# GOAL
Would you transcribe the listing that follows, character for character, and omit its images?

··········

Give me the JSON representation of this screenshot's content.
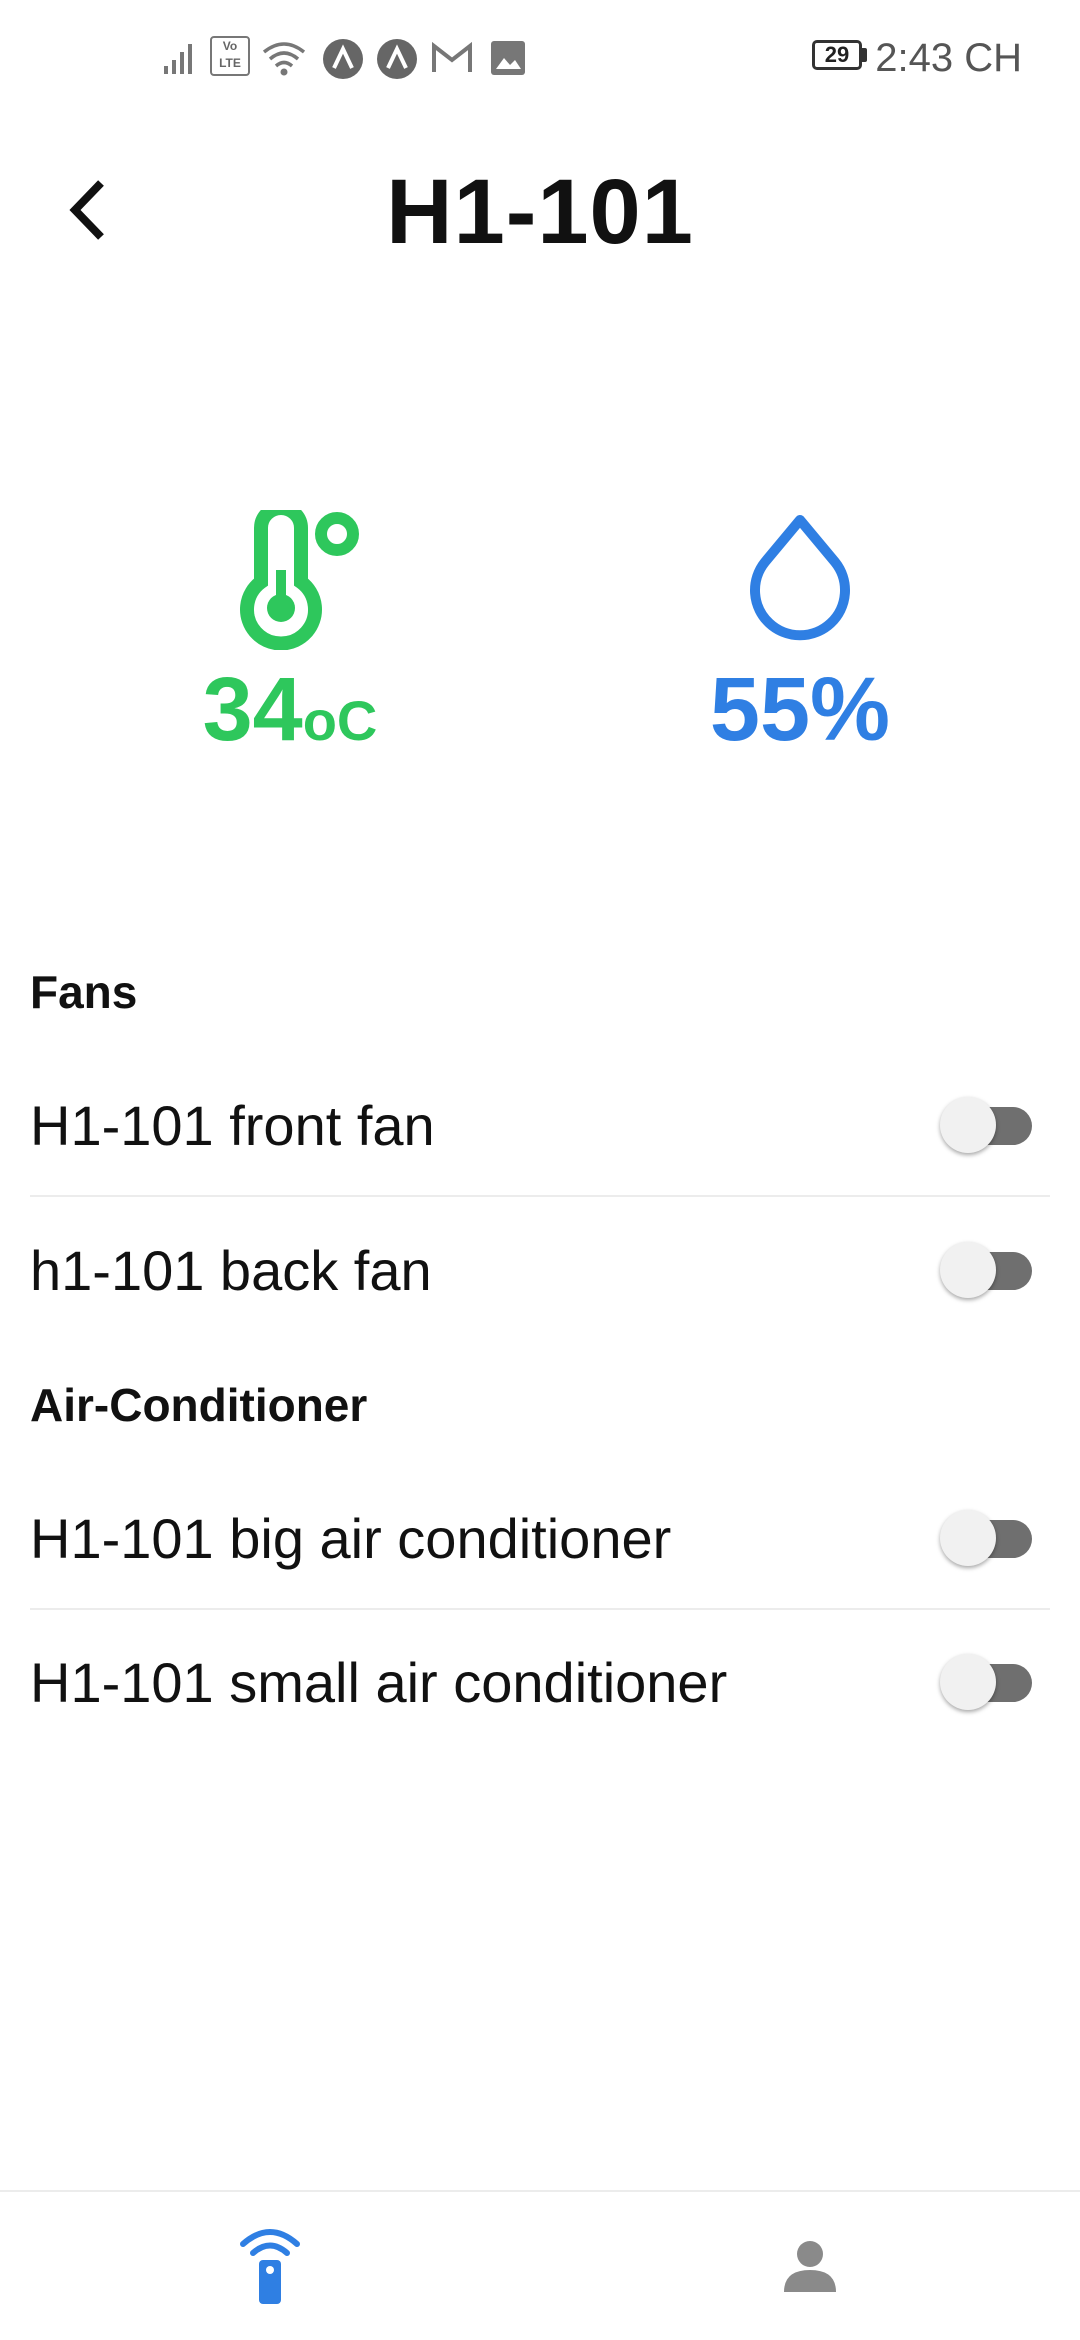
{
  "status_bar": {
    "battery_level": "29",
    "time": "2:43 CH",
    "network_label": "Vo LTE"
  },
  "header": {
    "title": "H1-101",
    "back_icon": "chevron-left-icon"
  },
  "sensors": {
    "temperature": {
      "value": "34",
      "unit": "oC",
      "icon": "thermometer-icon",
      "color": "#2ec75c"
    },
    "humidity": {
      "value": "55%",
      "icon": "water-drop-icon",
      "color": "#2f7fe3"
    }
  },
  "sections": {
    "fans": {
      "title": "Fans",
      "devices": [
        {
          "name": "H1-101 front fan",
          "on": false
        },
        {
          "name": "h1-101 back fan",
          "on": false
        }
      ]
    },
    "air_conditioner": {
      "title": "Air-Conditioner",
      "devices": [
        {
          "name": "H1-101 big air conditioner",
          "on": false
        },
        {
          "name": "H1-101 small air conditioner",
          "on": false
        }
      ]
    }
  },
  "bottom_nav": {
    "items": [
      {
        "icon": "remote-control-icon",
        "active": true,
        "color": "#2f7fe3"
      },
      {
        "icon": "person-icon",
        "active": false,
        "color": "#8a8a8a"
      }
    ]
  }
}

··········

# ANSWER IN FULL
Give me the JSON representation of this screenshot's content.
{
  "status_bar": {
    "battery_level": "29",
    "time": "2:43 CH",
    "network_label": "Vo LTE"
  },
  "header": {
    "title": "H1-101",
    "back_icon": "chevron-left-icon"
  },
  "sensors": {
    "temperature": {
      "value": "34",
      "unit": "oC",
      "icon": "thermometer-icon",
      "color": "#2ec75c"
    },
    "humidity": {
      "value": "55%",
      "icon": "water-drop-icon",
      "color": "#2f7fe3"
    }
  },
  "sections": {
    "fans": {
      "title": "Fans",
      "devices": [
        {
          "name": "H1-101 front fan",
          "on": false
        },
        {
          "name": "h1-101 back fan",
          "on": false
        }
      ]
    },
    "air_conditioner": {
      "title": "Air-Conditioner",
      "devices": [
        {
          "name": "H1-101 big air conditioner",
          "on": false
        },
        {
          "name": "H1-101 small air conditioner",
          "on": false
        }
      ]
    }
  },
  "bottom_nav": {
    "items": [
      {
        "icon": "remote-control-icon",
        "active": true,
        "color": "#2f7fe3"
      },
      {
        "icon": "person-icon",
        "active": false,
        "color": "#8a8a8a"
      }
    ]
  }
}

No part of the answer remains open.